**Exercise**: As you print the data below, keep every line exactly as it is and leave the images behind.

**Figure record listings**:
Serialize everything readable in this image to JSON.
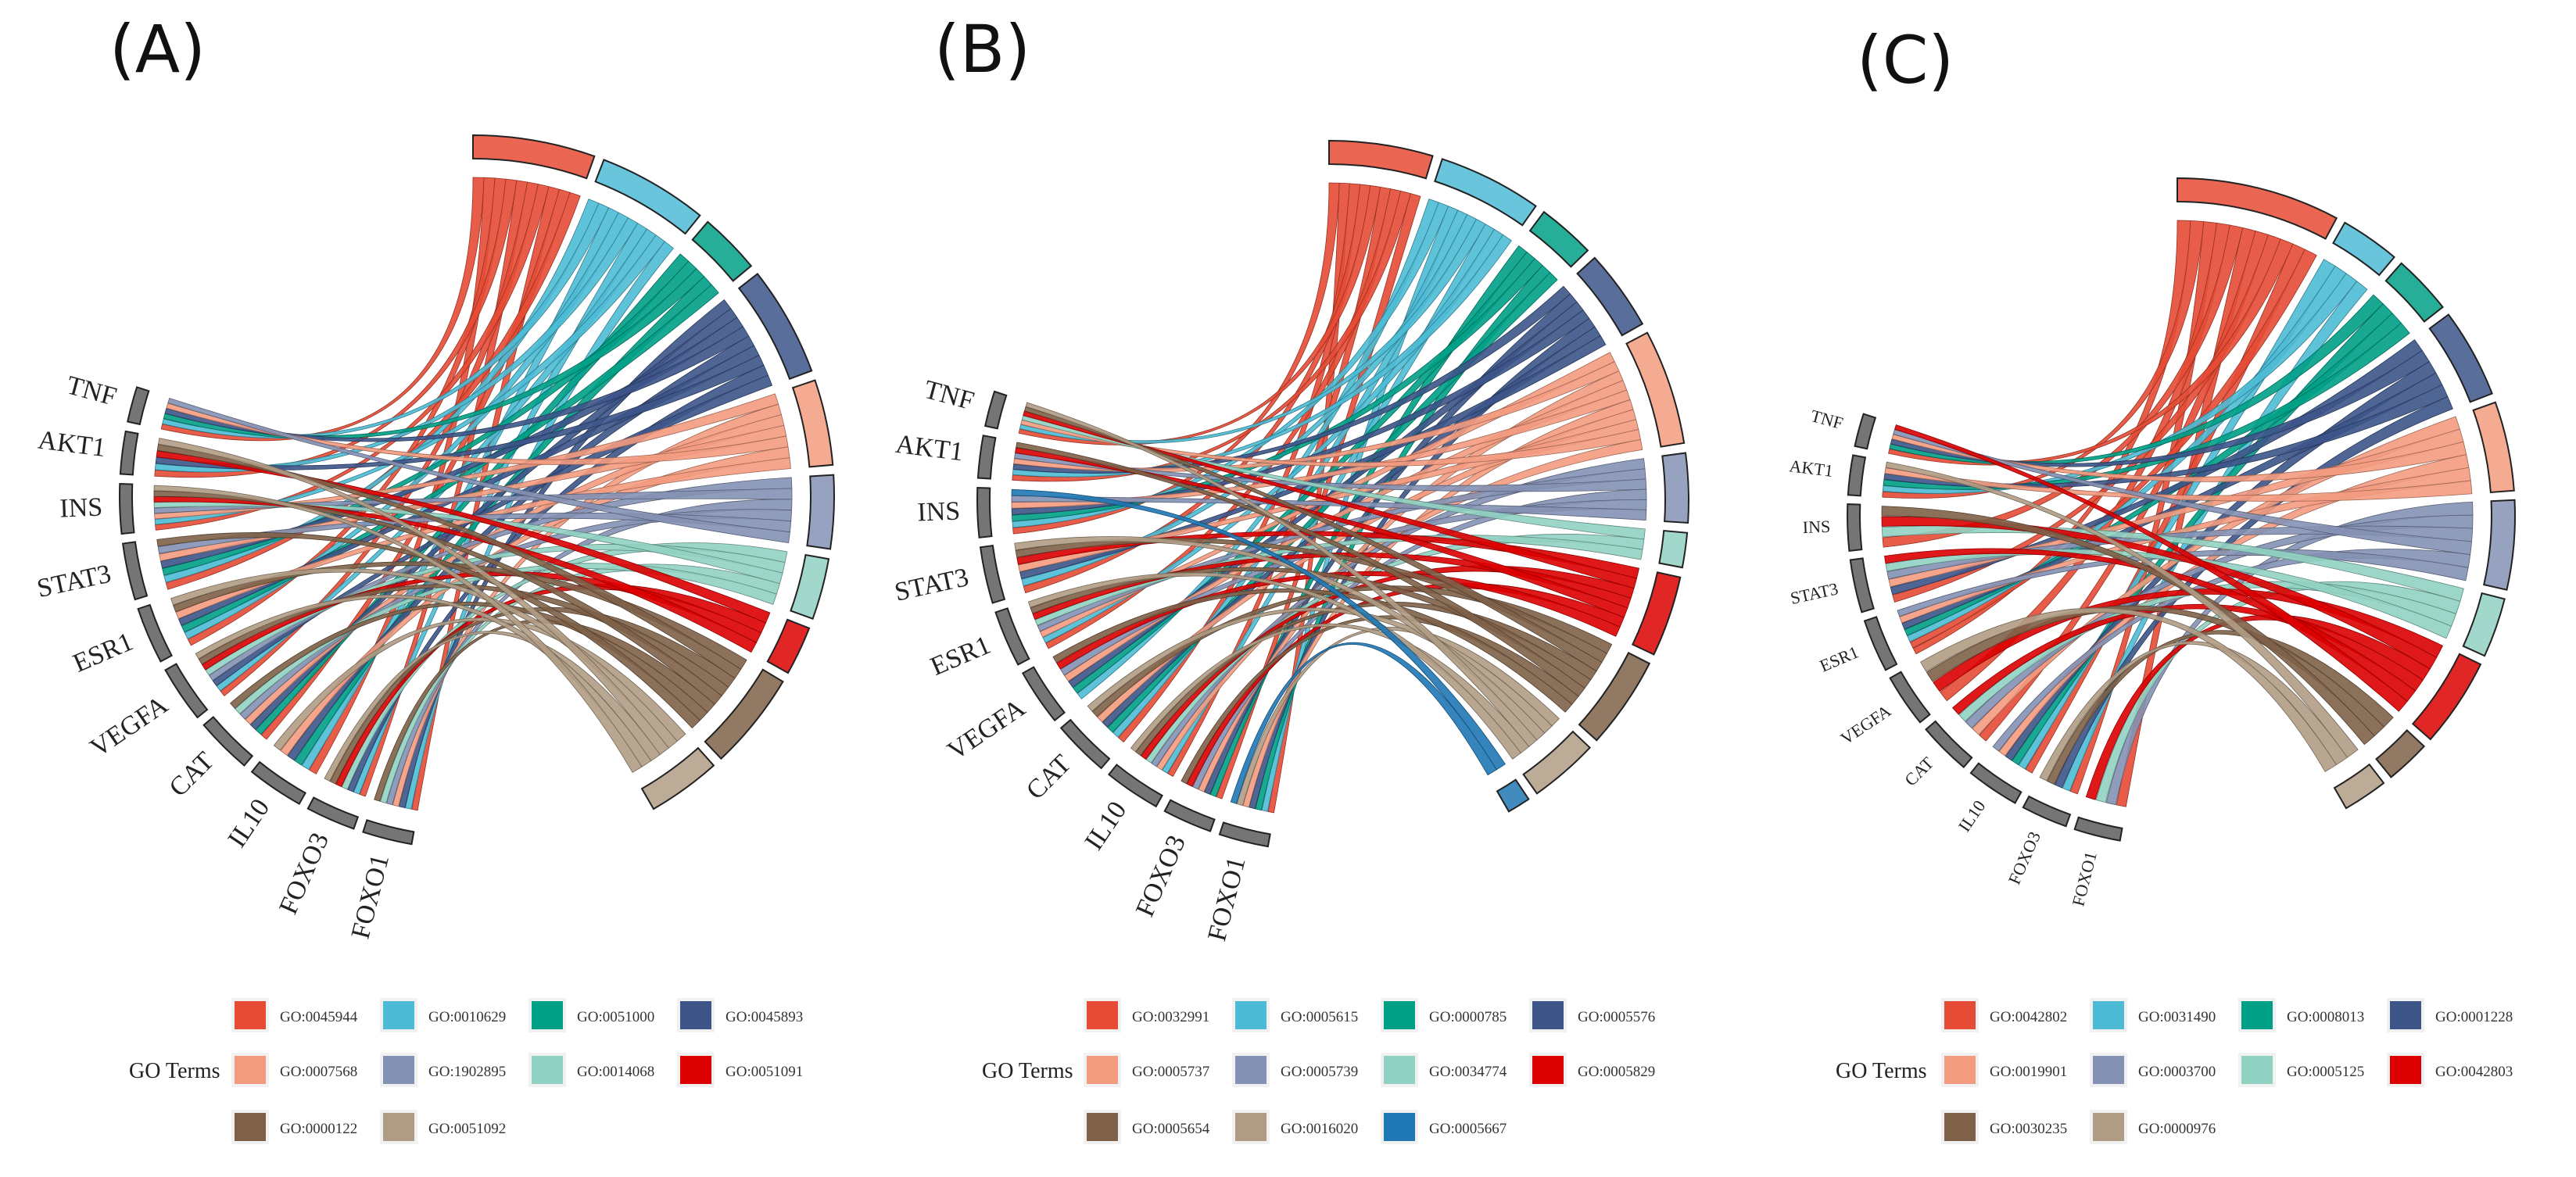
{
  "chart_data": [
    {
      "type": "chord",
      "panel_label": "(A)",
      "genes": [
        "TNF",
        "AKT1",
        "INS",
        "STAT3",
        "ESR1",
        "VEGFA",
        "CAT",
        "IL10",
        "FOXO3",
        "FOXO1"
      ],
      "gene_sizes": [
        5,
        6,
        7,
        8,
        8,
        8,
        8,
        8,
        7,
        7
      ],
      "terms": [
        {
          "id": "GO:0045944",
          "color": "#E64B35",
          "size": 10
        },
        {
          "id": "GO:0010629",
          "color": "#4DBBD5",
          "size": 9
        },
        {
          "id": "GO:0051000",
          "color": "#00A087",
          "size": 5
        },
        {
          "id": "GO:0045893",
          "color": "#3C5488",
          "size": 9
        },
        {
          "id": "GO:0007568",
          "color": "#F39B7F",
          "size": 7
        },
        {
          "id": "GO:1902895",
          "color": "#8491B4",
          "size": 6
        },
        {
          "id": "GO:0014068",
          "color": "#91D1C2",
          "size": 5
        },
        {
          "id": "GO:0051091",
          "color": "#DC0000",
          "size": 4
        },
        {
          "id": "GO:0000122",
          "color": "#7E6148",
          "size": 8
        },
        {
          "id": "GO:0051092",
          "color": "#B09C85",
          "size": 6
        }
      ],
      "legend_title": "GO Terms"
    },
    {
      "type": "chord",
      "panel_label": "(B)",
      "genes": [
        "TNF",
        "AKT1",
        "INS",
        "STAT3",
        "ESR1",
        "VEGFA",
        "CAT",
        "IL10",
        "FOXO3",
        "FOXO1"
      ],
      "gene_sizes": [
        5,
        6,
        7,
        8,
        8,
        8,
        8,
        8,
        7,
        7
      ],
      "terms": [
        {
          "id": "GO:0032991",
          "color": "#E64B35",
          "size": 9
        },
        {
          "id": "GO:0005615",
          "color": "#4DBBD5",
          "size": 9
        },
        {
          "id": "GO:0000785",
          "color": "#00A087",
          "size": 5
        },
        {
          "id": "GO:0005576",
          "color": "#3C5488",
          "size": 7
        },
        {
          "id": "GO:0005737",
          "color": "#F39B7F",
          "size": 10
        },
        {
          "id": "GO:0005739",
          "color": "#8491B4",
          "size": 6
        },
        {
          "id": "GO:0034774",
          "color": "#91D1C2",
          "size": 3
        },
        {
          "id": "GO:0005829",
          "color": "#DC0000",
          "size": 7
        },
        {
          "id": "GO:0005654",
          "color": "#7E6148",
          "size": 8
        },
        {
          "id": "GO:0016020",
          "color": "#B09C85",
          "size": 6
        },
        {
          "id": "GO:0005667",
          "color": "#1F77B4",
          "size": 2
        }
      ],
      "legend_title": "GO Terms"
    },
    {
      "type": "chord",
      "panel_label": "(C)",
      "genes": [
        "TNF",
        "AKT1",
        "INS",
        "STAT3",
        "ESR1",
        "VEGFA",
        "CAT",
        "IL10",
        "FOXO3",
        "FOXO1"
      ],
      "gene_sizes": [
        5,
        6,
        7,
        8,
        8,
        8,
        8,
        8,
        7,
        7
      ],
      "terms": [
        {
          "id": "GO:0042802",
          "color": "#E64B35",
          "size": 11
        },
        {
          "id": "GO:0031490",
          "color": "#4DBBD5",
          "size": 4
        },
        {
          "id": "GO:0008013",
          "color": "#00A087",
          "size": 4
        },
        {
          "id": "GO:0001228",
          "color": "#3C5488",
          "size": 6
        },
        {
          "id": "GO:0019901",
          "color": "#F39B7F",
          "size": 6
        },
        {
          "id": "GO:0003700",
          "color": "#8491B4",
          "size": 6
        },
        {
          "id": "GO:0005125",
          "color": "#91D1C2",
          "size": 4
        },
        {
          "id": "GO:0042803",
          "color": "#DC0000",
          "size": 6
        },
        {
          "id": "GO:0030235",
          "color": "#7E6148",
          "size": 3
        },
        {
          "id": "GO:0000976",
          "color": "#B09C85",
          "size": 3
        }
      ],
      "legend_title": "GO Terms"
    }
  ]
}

**Written response**:
Serialize everything readable in this image to JSON.
{
  "chart_data": [
    {
      "type": "chord",
      "panel_label": "(A)",
      "genes": [
        "TNF",
        "AKT1",
        "INS",
        "STAT3",
        "ESR1",
        "VEGFA",
        "CAT",
        "IL10",
        "FOXO3",
        "FOXO1"
      ],
      "gene_sizes": [
        5,
        6,
        7,
        8,
        8,
        8,
        8,
        8,
        7,
        7
      ],
      "terms": [
        {
          "id": "GO:0045944",
          "color": "#E64B35",
          "size": 10
        },
        {
          "id": "GO:0010629",
          "color": "#4DBBD5",
          "size": 9
        },
        {
          "id": "GO:0051000",
          "color": "#00A087",
          "size": 5
        },
        {
          "id": "GO:0045893",
          "color": "#3C5488",
          "size": 9
        },
        {
          "id": "GO:0007568",
          "color": "#F39B7F",
          "size": 7
        },
        {
          "id": "GO:1902895",
          "color": "#8491B4",
          "size": 6
        },
        {
          "id": "GO:0014068",
          "color": "#91D1C2",
          "size": 5
        },
        {
          "id": "GO:0051091",
          "color": "#DC0000",
          "size": 4
        },
        {
          "id": "GO:0000122",
          "color": "#7E6148",
          "size": 8
        },
        {
          "id": "GO:0051092",
          "color": "#B09C85",
          "size": 6
        }
      ],
      "legend_title": "GO Terms"
    },
    {
      "type": "chord",
      "panel_label": "(B)",
      "genes": [
        "TNF",
        "AKT1",
        "INS",
        "STAT3",
        "ESR1",
        "VEGFA",
        "CAT",
        "IL10",
        "FOXO3",
        "FOXO1"
      ],
      "gene_sizes": [
        5,
        6,
        7,
        8,
        8,
        8,
        8,
        8,
        7,
        7
      ],
      "terms": [
        {
          "id": "GO:0032991",
          "color": "#E64B35",
          "size": 9
        },
        {
          "id": "GO:0005615",
          "color": "#4DBBD5",
          "size": 9
        },
        {
          "id": "GO:0000785",
          "color": "#00A087",
          "size": 5
        },
        {
          "id": "GO:0005576",
          "color": "#3C5488",
          "size": 7
        },
        {
          "id": "GO:0005737",
          "color": "#F39B7F",
          "size": 10
        },
        {
          "id": "GO:0005739",
          "color": "#8491B4",
          "size": 6
        },
        {
          "id": "GO:0034774",
          "color": "#91D1C2",
          "size": 3
        },
        {
          "id": "GO:0005829",
          "color": "#DC0000",
          "size": 7
        },
        {
          "id": "GO:0005654",
          "color": "#7E6148",
          "size": 8
        },
        {
          "id": "GO:0016020",
          "color": "#B09C85",
          "size": 6
        },
        {
          "id": "GO:0005667",
          "color": "#1F77B4",
          "size": 2
        }
      ],
      "legend_title": "GO Terms"
    },
    {
      "type": "chord",
      "panel_label": "(C)",
      "genes": [
        "TNF",
        "AKT1",
        "INS",
        "STAT3",
        "ESR1",
        "VEGFA",
        "CAT",
        "IL10",
        "FOXO3",
        "FOXO1"
      ],
      "gene_sizes": [
        5,
        6,
        7,
        8,
        8,
        8,
        8,
        8,
        7,
        7
      ],
      "terms": [
        {
          "id": "GO:0042802",
          "color": "#E64B35",
          "size": 11
        },
        {
          "id": "GO:0031490",
          "color": "#4DBBD5",
          "size": 4
        },
        {
          "id": "GO:0008013",
          "color": "#00A087",
          "size": 4
        },
        {
          "id": "GO:0001228",
          "color": "#3C5488",
          "size": 6
        },
        {
          "id": "GO:0019901",
          "color": "#F39B7F",
          "size": 6
        },
        {
          "id": "GO:0003700",
          "color": "#8491B4",
          "size": 6
        },
        {
          "id": "GO:0005125",
          "color": "#91D1C2",
          "size": 4
        },
        {
          "id": "GO:0042803",
          "color": "#DC0000",
          "size": 6
        },
        {
          "id": "GO:0030235",
          "color": "#7E6148",
          "size": 3
        },
        {
          "id": "GO:0000976",
          "color": "#B09C85",
          "size": 3
        }
      ],
      "legend_title": "GO Terms"
    }
  ]
}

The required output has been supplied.